■ TASK PROMPT ■
Pick up the page on the Nanjing University center's ICLR 2026 accepted papers where it ends, and keep writing it.

■ SELECTED TEXT ■
* * * *

ICLR 2026 Accepted Papers | 南京大学大模型研究协同创新中心

ICLR (International Conference on Learning Representations) is one of the leading AI conferences focusing on deep learning and representation learning. Eleven papers from the Large Model Innovation Center at Nanjing University’s School of Computer Science were accepted at ICLR 2026.

01

Title: Long-Context Attention Benchmark: From Kernel Efficiency to Distributed Context Parallelism

Authors: Tao Bu, Qiangang Wang, Bowen Zeng, Hanwen Sun, Yunpeng Huang, Chun Cao, Jingwei Xu

Affiliations: Nanjing University; Peking University; Zhejiang University

Link: https://arxiv.org/abs/2510.17896

Abstract:

Transformer-based large language models have achieved remarkable success, but their softmax attention mechanism incurs quadratic computation and memory costs as sequence length grows, making it a key bottleneck for long-context training. Existing work mainly optimizes attention from two perspectives: operator-level acceleration for dense or sparse attention, and module-level distributed attention or context parallelism across devices. However, the field still lacks a systematic benchmark that comprehensively compares attention operators and clearly analyzes the performance of different context-parallel methods. This work proposes a unified benchmarking framework that integrates multiple attention operators and context-parallel mechanisms, evaluating them along two key dimensions: attention-mask patterns and the interaction between sequence length and distributed scale. Experiments on up to 96 GPUs provide reproducible comparisons, reveal trade-offs among methods, and offer practical guidance for designing and deploying attention mechanisms in long-context LLM training.

* * * *

■ INFORMATION SHOWN ■
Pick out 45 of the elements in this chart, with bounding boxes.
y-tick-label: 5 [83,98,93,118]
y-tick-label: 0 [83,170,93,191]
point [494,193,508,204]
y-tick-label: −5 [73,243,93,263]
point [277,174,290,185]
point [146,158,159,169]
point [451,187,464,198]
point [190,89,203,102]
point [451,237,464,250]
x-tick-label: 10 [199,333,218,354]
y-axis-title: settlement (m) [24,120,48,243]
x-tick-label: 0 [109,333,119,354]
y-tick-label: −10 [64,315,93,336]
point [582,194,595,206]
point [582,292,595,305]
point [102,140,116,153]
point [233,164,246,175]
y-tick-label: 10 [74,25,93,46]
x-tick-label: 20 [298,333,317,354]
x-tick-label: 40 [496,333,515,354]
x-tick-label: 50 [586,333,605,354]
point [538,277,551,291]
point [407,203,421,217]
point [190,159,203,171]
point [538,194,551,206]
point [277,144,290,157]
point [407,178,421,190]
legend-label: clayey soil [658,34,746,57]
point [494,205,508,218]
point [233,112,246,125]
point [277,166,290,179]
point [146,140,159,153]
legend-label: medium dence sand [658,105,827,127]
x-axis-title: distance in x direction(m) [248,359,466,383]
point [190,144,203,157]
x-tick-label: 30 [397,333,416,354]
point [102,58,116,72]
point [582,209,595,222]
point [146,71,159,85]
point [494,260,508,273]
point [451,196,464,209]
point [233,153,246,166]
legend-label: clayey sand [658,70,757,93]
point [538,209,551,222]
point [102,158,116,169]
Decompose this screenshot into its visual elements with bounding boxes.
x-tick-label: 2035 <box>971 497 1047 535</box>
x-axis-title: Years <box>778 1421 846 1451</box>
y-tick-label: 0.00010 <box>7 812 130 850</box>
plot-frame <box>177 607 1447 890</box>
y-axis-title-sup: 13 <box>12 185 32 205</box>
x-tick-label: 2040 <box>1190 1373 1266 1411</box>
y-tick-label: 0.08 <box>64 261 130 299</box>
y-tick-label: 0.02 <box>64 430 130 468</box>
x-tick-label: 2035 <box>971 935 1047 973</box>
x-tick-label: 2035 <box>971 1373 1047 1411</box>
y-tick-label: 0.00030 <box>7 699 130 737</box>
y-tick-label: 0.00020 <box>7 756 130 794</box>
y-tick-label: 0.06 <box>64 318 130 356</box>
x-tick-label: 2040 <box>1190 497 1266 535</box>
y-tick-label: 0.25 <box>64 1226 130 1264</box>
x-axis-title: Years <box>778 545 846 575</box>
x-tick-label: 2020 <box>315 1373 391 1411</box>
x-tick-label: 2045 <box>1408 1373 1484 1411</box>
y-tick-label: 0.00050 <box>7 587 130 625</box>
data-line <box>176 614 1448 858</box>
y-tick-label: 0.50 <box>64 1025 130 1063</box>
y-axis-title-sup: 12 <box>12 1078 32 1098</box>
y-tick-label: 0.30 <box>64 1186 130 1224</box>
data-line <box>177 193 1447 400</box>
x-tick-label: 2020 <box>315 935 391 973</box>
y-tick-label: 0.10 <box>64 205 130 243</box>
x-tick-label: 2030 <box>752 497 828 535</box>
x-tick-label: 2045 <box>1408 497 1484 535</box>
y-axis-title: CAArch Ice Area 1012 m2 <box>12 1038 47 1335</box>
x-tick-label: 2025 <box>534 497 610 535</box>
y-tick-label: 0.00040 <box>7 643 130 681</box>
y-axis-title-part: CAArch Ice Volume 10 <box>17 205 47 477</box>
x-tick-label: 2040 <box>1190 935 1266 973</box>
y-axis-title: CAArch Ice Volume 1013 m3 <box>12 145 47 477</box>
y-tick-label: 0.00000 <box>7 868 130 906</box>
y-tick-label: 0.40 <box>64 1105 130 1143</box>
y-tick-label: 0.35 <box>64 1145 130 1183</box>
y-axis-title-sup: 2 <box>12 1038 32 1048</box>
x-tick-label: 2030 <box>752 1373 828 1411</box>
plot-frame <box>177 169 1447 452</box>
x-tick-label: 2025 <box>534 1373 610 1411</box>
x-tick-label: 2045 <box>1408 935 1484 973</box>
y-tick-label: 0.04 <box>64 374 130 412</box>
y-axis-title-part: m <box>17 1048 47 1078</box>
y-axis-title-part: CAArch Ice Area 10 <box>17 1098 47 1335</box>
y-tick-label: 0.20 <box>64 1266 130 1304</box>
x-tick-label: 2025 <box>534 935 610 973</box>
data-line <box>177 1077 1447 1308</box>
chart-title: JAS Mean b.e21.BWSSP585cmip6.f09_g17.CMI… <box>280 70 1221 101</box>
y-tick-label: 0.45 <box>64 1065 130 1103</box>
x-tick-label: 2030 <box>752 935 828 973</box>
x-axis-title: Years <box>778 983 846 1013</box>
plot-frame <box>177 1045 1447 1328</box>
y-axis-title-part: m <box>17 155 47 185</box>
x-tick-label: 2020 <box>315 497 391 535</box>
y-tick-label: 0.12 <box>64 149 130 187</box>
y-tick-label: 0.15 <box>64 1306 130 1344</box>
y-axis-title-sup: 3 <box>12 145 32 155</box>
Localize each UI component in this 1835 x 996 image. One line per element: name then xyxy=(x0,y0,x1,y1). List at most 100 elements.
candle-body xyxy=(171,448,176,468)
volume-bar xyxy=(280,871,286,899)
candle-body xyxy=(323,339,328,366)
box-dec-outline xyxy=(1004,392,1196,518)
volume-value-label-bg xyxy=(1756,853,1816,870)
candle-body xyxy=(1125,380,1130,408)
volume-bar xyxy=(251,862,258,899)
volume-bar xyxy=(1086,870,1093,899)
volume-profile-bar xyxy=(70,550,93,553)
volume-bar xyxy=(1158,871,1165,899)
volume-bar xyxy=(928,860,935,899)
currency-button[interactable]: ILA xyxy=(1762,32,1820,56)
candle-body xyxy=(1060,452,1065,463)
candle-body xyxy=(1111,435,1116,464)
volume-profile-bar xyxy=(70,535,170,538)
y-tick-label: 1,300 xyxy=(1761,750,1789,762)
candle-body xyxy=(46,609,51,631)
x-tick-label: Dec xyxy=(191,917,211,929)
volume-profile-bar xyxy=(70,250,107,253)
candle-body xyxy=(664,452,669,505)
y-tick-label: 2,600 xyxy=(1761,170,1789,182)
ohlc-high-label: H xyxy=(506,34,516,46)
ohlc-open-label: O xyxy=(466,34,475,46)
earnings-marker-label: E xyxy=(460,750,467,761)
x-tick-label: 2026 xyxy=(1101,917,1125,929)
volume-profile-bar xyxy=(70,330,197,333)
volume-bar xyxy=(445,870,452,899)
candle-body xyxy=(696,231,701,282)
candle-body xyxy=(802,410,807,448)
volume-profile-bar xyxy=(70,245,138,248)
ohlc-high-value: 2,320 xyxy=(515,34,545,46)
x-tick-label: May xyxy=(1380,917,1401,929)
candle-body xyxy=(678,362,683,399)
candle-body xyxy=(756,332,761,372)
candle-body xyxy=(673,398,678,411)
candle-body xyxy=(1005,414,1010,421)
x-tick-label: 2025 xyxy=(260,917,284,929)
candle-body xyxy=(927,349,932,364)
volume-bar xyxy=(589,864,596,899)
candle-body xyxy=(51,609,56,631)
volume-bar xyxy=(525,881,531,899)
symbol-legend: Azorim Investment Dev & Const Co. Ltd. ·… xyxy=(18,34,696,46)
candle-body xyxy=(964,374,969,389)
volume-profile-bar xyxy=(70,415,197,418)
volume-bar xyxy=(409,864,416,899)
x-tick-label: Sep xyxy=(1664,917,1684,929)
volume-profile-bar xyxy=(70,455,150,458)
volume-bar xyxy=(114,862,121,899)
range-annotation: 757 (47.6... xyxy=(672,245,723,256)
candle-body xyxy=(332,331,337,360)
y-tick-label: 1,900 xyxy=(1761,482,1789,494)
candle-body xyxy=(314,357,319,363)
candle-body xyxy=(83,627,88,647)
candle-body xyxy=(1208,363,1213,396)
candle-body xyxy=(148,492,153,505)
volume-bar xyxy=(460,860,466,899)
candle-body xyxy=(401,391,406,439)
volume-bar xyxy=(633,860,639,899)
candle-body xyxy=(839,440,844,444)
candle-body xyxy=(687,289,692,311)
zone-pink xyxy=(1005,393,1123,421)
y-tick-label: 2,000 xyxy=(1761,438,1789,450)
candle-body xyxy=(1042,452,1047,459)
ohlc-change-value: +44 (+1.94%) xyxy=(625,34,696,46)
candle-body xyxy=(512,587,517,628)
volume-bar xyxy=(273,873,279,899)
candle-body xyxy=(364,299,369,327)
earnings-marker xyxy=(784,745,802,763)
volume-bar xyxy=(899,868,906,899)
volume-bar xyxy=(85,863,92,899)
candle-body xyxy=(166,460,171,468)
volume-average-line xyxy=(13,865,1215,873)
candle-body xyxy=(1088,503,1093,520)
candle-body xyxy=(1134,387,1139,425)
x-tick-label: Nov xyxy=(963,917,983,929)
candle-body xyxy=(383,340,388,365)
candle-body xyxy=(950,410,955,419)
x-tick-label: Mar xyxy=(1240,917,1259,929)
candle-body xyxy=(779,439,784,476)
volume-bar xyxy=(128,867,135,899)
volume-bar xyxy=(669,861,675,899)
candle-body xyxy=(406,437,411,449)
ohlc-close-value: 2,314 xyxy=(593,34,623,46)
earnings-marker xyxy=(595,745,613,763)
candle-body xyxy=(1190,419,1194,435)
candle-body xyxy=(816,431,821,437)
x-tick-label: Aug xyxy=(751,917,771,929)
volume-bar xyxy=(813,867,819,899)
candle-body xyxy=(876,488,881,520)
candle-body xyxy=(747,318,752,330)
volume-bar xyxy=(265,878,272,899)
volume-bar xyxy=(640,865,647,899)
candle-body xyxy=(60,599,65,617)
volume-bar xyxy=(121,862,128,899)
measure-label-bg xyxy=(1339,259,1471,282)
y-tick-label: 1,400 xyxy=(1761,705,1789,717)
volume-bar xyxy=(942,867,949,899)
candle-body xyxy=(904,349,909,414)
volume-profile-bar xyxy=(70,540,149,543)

* * * *

■ ANSWER BELOW ■
02

Title: PoseX: A Large-Scale Cross-Docking Benchmark for Real-World Protein-Ligand Docking

Authors: Yize Jiang, Xinze Li, Yuanyuan Zhang, Jin Han, Youjun Xu, Ayush Pandit, Zaixi Zhang, Mengdi Wang, Mengyang Wang, Chong Liu, Guang Yang, Yejin Choi, Wu-Jun Li, Tianfan Fu, Fang Wu, Junhong Liu

Affiliations: WecoAI; Princeton University; Nanjing University; ByteDance; Stanford University; Peking University

Link: https://arxiv.org/abs/2505.01700

Abstract:

Molecular docking is a core technique for biopharmaceutical research and industrial enzyme engineering, yet traditional methods struggle to handle dynamic protein conformations. Cross-docking has therefore become a widely recognized challenge. The field has long lacked a unified, high-quality benchmark oriented toward real-world practice, causing many algorithms that perform well in laboratory settings to fall short in practical deployment. PoseX introduces an open collaborative evaluation platform and the first large-scale benchmark dedicated to cross-docking. It contains 718 self-docking samples and 1,312 cross-docking samples, covering 24 mainstream algorithms across physics-based methods, AI docking, and AI co-folding. Rigorous evaluations show that leading AI algorithms comprehensively outperform traditional physics-based methods in cross-docking; SurfDock achieves state-of-the-art performance, with a success rate above 77% after relaxation. The benchmark also clarifies the performance gap between blind docking and pocket-specified docking, as well as the generalization behavior of AI models. PoseX fills a practical evaluation gap and provides digital infrastructure for synthetic biology, drug discovery, and enzyme engineering.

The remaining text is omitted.